### Data rows

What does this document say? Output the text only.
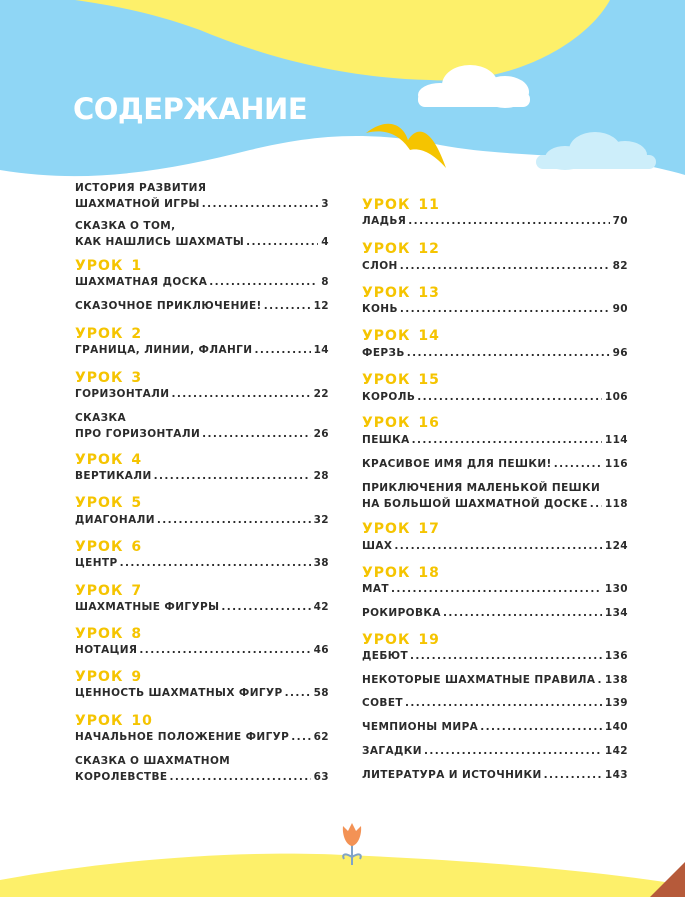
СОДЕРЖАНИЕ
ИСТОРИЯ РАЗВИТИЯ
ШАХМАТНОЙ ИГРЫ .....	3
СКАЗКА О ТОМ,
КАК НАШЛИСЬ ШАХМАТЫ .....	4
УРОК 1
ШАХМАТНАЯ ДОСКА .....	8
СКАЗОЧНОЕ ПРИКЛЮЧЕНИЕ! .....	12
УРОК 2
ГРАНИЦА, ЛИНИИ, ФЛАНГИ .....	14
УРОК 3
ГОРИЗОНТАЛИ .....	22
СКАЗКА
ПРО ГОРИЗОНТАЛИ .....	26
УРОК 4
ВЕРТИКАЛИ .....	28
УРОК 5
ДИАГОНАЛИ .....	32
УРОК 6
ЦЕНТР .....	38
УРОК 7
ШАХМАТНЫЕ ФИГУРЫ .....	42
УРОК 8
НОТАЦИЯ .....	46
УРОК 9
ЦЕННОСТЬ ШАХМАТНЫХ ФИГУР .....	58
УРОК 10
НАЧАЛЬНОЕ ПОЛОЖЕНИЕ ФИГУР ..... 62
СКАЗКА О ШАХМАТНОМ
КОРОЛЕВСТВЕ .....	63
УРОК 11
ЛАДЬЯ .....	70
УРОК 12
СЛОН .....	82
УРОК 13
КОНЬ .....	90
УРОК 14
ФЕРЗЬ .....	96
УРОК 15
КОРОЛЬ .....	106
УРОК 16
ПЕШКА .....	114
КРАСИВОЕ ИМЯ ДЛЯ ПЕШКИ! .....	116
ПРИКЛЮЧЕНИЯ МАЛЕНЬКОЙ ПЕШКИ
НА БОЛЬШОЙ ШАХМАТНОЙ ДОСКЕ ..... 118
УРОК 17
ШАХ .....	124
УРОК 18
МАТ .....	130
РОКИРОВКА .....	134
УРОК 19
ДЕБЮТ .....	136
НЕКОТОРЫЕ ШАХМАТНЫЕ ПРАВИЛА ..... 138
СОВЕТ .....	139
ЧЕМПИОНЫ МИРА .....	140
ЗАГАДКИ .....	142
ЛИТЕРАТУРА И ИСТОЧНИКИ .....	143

---

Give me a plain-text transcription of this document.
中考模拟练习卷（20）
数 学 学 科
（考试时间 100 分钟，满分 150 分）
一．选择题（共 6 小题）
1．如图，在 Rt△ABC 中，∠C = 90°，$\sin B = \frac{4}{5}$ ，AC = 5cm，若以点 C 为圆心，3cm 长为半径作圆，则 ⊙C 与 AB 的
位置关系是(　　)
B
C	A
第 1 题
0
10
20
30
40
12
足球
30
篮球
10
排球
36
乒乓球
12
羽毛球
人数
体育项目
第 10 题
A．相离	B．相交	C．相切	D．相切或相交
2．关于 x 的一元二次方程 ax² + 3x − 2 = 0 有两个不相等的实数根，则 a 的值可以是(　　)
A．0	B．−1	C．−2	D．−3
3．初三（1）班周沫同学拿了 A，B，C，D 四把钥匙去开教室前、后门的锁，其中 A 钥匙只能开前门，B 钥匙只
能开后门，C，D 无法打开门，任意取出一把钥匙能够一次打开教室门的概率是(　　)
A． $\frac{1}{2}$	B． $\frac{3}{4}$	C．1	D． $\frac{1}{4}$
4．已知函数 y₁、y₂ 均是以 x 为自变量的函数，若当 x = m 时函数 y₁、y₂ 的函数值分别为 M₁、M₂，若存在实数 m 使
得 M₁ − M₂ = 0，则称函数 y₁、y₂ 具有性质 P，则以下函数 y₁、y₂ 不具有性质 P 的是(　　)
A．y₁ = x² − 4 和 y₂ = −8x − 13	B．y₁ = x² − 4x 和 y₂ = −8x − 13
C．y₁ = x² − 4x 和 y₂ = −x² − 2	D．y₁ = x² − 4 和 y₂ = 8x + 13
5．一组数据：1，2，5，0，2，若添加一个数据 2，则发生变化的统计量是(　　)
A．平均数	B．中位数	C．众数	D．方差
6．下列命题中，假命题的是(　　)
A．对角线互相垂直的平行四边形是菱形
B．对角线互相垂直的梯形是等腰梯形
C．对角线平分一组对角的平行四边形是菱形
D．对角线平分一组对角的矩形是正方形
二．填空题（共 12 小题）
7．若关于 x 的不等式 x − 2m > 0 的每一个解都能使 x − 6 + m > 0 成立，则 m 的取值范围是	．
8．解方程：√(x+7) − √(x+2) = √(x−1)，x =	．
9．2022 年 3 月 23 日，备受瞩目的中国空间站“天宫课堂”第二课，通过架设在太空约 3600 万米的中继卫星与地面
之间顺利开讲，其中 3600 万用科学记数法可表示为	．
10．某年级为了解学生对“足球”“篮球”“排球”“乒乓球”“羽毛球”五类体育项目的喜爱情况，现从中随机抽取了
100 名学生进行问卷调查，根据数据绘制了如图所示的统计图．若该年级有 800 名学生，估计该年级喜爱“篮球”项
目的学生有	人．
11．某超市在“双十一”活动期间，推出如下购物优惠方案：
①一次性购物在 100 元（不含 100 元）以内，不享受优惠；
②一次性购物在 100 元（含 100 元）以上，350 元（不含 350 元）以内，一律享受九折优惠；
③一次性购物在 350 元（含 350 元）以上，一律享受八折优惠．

...

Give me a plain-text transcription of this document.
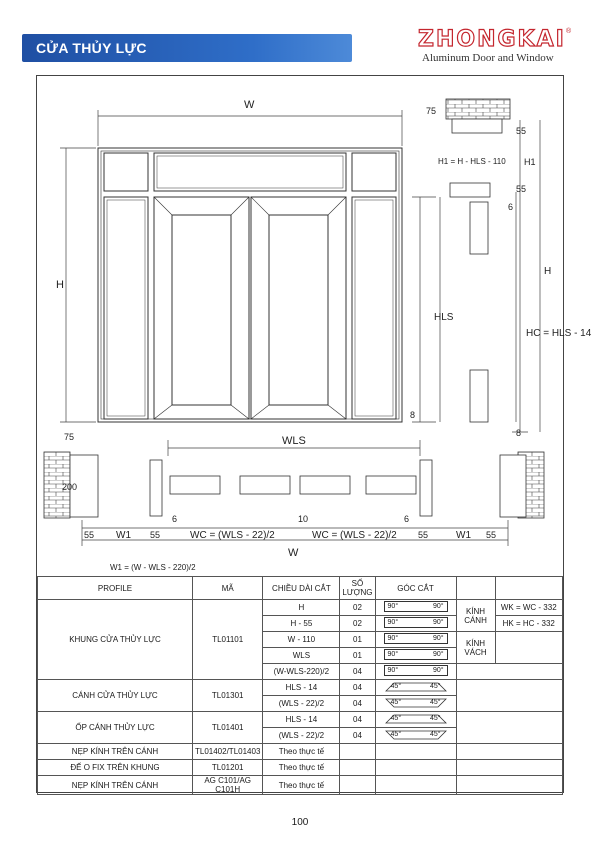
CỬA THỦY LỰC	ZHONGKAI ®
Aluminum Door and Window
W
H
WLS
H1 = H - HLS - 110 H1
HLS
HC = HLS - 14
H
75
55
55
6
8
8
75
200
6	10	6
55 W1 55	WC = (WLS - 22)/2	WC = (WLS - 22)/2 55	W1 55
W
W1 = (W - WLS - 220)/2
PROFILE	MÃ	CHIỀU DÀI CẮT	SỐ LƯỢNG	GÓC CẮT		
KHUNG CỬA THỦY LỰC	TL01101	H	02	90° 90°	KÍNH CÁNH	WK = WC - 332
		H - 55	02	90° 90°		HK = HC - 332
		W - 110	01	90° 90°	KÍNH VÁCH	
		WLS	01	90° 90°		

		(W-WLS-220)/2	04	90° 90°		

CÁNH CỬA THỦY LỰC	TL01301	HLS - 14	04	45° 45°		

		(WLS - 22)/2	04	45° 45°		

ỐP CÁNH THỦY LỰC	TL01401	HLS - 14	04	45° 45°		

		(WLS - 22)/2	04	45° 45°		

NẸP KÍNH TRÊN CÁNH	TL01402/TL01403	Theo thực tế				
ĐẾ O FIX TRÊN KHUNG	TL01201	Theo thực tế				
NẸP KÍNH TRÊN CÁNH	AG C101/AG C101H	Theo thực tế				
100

### Instructions to follow
In the entries above, how many lines contain the word "Theo"? Answer with the number only.

### Exercise result
3